### EXERCISE:
Each record that follows should be repeated exactly, minus any images.

### INPUT DATA:
::::::::
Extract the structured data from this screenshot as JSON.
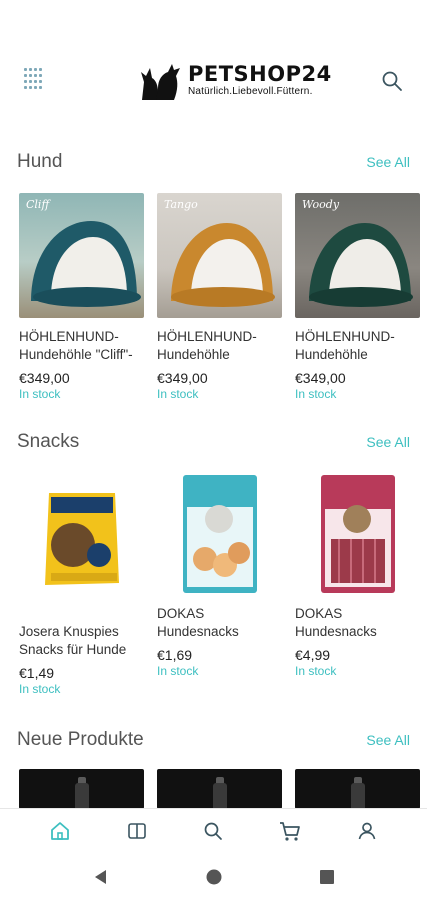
{
  "header": {
    "brand_title": "PETSHOP24",
    "brand_tagline": "Natürlich.Liebevoll.Füttern."
  },
  "sections": {
    "hund": {
      "title": "Hund",
      "see_all": "See All",
      "products": [
        {
          "label": "Cliff",
          "name": "HÖHLENHUND-Hundehöhle \"Cliff\"-",
          "price": "€349,00",
          "stock": "In stock",
          "color": "#1f5a68"
        },
        {
          "label": "Tango",
          "name": "HÖHLENHUND-Hundehöhle",
          "price": "€349,00",
          "stock": "In stock",
          "color": "#c9882e"
        },
        {
          "label": "Woody",
          "name": "HÖHLENHUND-Hundehöhle",
          "price": "€349,00",
          "stock": "In stock",
          "color": "#1e4a40"
        }
      ]
    },
    "snacks": {
      "title": "Snacks",
      "see_all": "See All",
      "products": [
        {
          "name": "Josera Knuspies Snacks für Hunde",
          "price": "€1,49",
          "stock": "In stock",
          "brand": "Josera"
        },
        {
          "name": "DOKAS Hundesnacks",
          "price": "€1,69",
          "stock": "In stock",
          "brand": "DOKAS"
        },
        {
          "name": "DOKAS Hundesnacks",
          "price": "€4,99",
          "stock": "In stock",
          "brand": "DOKAS"
        }
      ]
    },
    "neue": {
      "title": "Neue Produkte",
      "see_all": "See All"
    }
  },
  "colors": {
    "accent": "#3dbfc0",
    "nav_active": "#3dbfc0"
  },
  "bottom_nav": [
    "home-icon",
    "catalog-icon",
    "search-icon",
    "cart-icon",
    "account-icon"
  ],
  "system_nav": [
    "back-icon",
    "home-circle-icon",
    "recents-icon"
  ]
}
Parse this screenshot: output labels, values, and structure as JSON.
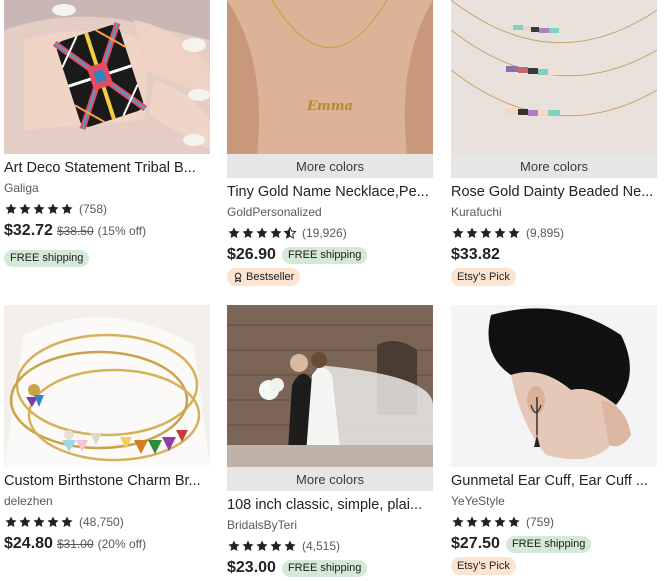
{
  "listings": [
    {
      "title": "Art Deco Statement Tribal B...",
      "shop": "Galiga",
      "rating_count": "(758)",
      "stars": 5,
      "price": "$32.72",
      "original_price": "$38.50",
      "discount": "(15% off)",
      "shipping_badge": "FREE shipping"
    },
    {
      "more_colors": "More colors",
      "title": "Tiny Gold Name Necklace,Pe...",
      "shop": "GoldPersonalized",
      "rating_count": "(19,926)",
      "stars": 4.5,
      "price": "$26.90",
      "shipping_badge": "FREE shipping",
      "tag": "Bestseller"
    },
    {
      "more_colors": "More colors",
      "title": "Rose Gold Dainty Beaded Ne...",
      "shop": "Kurafuchi",
      "rating_count": "(9,895)",
      "stars": 5,
      "price": "$33.82",
      "tag": "Etsy's Pick"
    },
    {
      "title": "Custom Birthstone Charm Br...",
      "shop": "delezhen",
      "rating_count": "(48,750)",
      "stars": 5,
      "price": "$24.80",
      "original_price": "$31.00",
      "discount": "(20% off)"
    },
    {
      "more_colors": "More colors",
      "title": "108 inch classic, simple, plai...",
      "shop": "BridalsByTeri",
      "rating_count": "(4,515)",
      "stars": 5,
      "price": "$23.00",
      "shipping_badge": "FREE shipping"
    },
    {
      "title": "Gunmetal Ear Cuff, Ear Cuff ...",
      "shop": "YeYeStyle",
      "rating_count": "(759)",
      "stars": 5,
      "price": "$27.50",
      "shipping_badge": "FREE shipping",
      "tag": "Etsy's Pick"
    }
  ],
  "colors": {
    "star": "#222222",
    "shipping_badge_bg": "#d4e9d7",
    "tag_bg": "#fce3d2",
    "more_colors_bg": "#e6e6e4"
  },
  "icons": {
    "star": "star-icon",
    "half_star": "half-star-icon",
    "bestseller": "award-icon"
  }
}
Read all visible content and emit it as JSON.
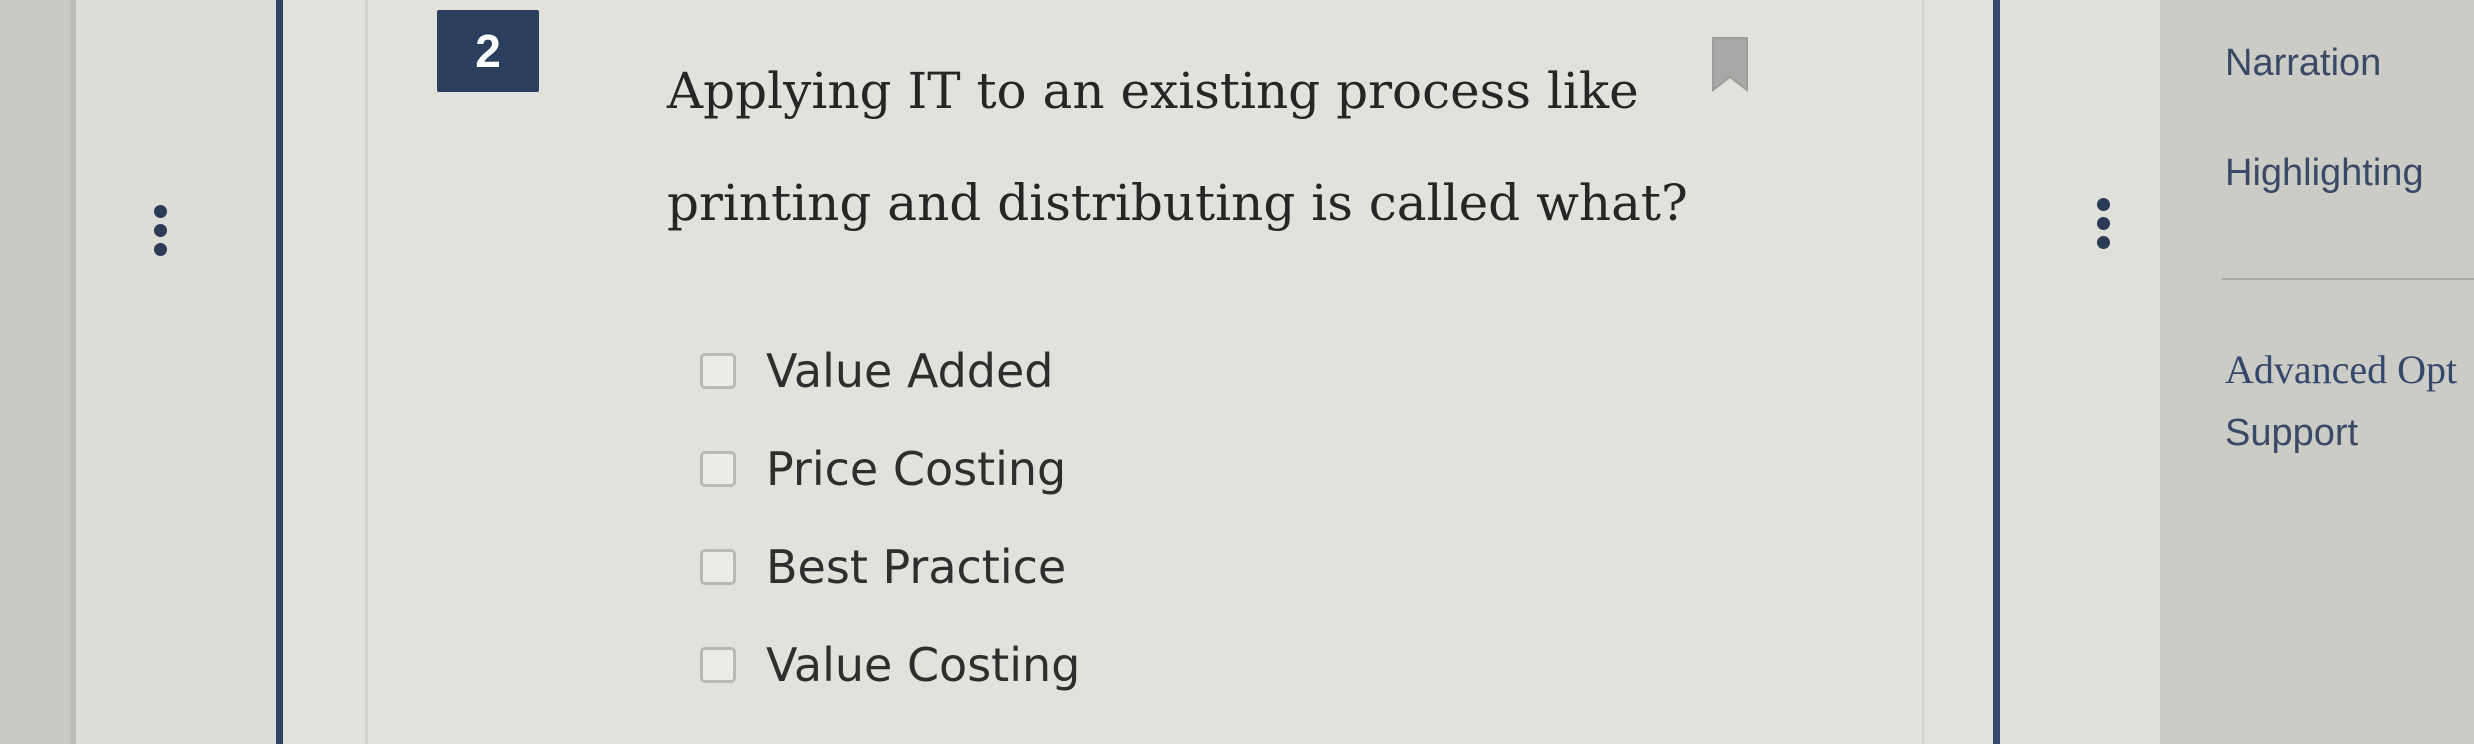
{
  "question": {
    "number": "2",
    "text": "Applying IT to an existing process like printing and distributing is called what?",
    "options": [
      {
        "label": "Value Added",
        "checked": false
      },
      {
        "label": "Price Costing",
        "checked": false
      },
      {
        "label": "Best Practice",
        "checked": false
      },
      {
        "label": "Value Costing",
        "checked": false
      }
    ]
  },
  "side_panel": {
    "narration": "Narration",
    "highlighting": "Highlighting",
    "advanced_options": "Advanced Opt",
    "support": "Support"
  },
  "colors": {
    "accent_navy": "#2c3e5d",
    "side_text": "#3a4a66"
  },
  "icons": {
    "bookmark": "bookmark-icon",
    "more_vertical": "more-vertical-icon"
  }
}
::::::::
### EXERCISE SOLUTION:
Extract the structured data from this screenshot as JSON.
{
  "header": {
    "brand_title": "PETSHOP24",
    "brand_tagline": "Natürlich.Liebevoll.Füttern."
  },
  "sections": {
    "hund": {
      "title": "Hund",
      "see_all": "See All",
      "products": [
        {
          "label": "Cliff",
          "name": "HÖHLENHUND-Hundehöhle \"Cliff\"-",
          "price": "€349,00",
          "stock": "In stock",
          "color": "#1f5a68"
        },
        {
          "label": "Tango",
          "name": "HÖHLENHUND-Hundehöhle",
          "price": "€349,00",
          "stock": "In stock",
          "color": "#c9882e"
        },
        {
          "label": "Woody",
          "name": "HÖHLENHUND-Hundehöhle",
          "price": "€349,00",
          "stock": "In stock",
          "color": "#1e4a40"
        }
      ]
    },
    "snacks": {
      "title": "Snacks",
      "see_all": "See All",
      "products": [
        {
          "name": "Josera Knuspies Snacks für Hunde",
          "price": "€1,49",
          "stock": "In stock",
          "brand": "Josera"
        },
        {
          "name": "DOKAS Hundesnacks",
          "price": "€1,69",
          "stock": "In stock",
          "brand": "DOKAS"
        },
        {
          "name": "DOKAS Hundesnacks",
          "price": "€4,99",
          "stock": "In stock",
          "brand": "DOKAS"
        }
      ]
    },
    "neue": {
      "title": "Neue Produkte",
      "see_all": "See All"
    }
  },
  "colors": {
    "accent": "#3dbfc0",
    "nav_active": "#3dbfc0"
  },
  "bottom_nav": [
    "home-icon",
    "catalog-icon",
    "search-icon",
    "cart-icon",
    "account-icon"
  ],
  "system_nav": [
    "back-icon",
    "home-circle-icon",
    "recents-icon"
  ]
}
Parse this screenshot: output labels, values, and structure as JSON.
{
  "listings": [
    {
      "title": "Art Deco Statement Tribal B...",
      "shop": "Galiga",
      "rating_count": "(758)",
      "stars": 5,
      "price": "$32.72",
      "original_price": "$38.50",
      "discount": "(15% off)",
      "shipping_badge": "FREE shipping"
    },
    {
      "more_colors": "More colors",
      "title": "Tiny Gold Name Necklace,Pe...",
      "shop": "GoldPersonalized",
      "rating_count": "(19,926)",
      "stars": 4.5,
      "price": "$26.90",
      "shipping_badge": "FREE shipping",
      "tag": "Bestseller"
    },
    {
      "more_colors": "More colors",
      "title": "Rose Gold Dainty Beaded Ne...",
      "shop": "Kurafuchi",
      "rating_count": "(9,895)",
      "stars": 5,
      "price": "$33.82",
      "tag": "Etsy's Pick"
    },
    {
      "title": "Custom Birthstone Charm Br...",
      "shop": "delezhen",
      "rating_count": "(48,750)",
      "stars": 5,
      "price": "$24.80",
      "original_price": "$31.00",
      "discount": "(20% off)"
    },
    {
      "more_colors": "More colors",
      "title": "108 inch classic, simple, plai...",
      "shop": "BridalsByTeri",
      "rating_count": "(4,515)",
      "stars": 5,
      "price": "$23.00",
      "shipping_badge": "FREE shipping"
    },
    {
      "title": "Gunmetal Ear Cuff, Ear Cuff ...",
      "shop": "YeYeStyle",
      "rating_count": "(759)",
      "stars": 5,
      "price": "$27.50",
      "shipping_badge": "FREE shipping",
      "tag": "Etsy's Pick"
    }
  ],
  "colors": {
    "star": "#222222",
    "shipping_badge_bg": "#d4e9d7",
    "tag_bg": "#fce3d2",
    "more_colors_bg": "#e6e6e4"
  },
  "icons": {
    "star": "star-icon",
    "half_star": "half-star-icon",
    "bestseller": "award-icon"
  }
}
Read all visible content and emit it as JSON.
{
  "question": {
    "number": "2",
    "text": "Applying IT to an existing process like printing and distributing is called what?",
    "options": [
      {
        "label": "Value Added",
        "checked": false
      },
      {
        "label": "Price Costing",
        "checked": false
      },
      {
        "label": "Best Practice",
        "checked": false
      },
      {
        "label": "Value Costing",
        "checked": false
      }
    ]
  },
  "side_panel": {
    "narration": "Narration",
    "highlighting": "Highlighting",
    "advanced_options": "Advanced Opt",
    "support": "Support"
  },
  "colors": {
    "accent_navy": "#2c3e5d",
    "side_text": "#3a4a66"
  },
  "icons": {
    "bookmark": "bookmark-icon",
    "more_vertical": "more-vertical-icon"
  }
}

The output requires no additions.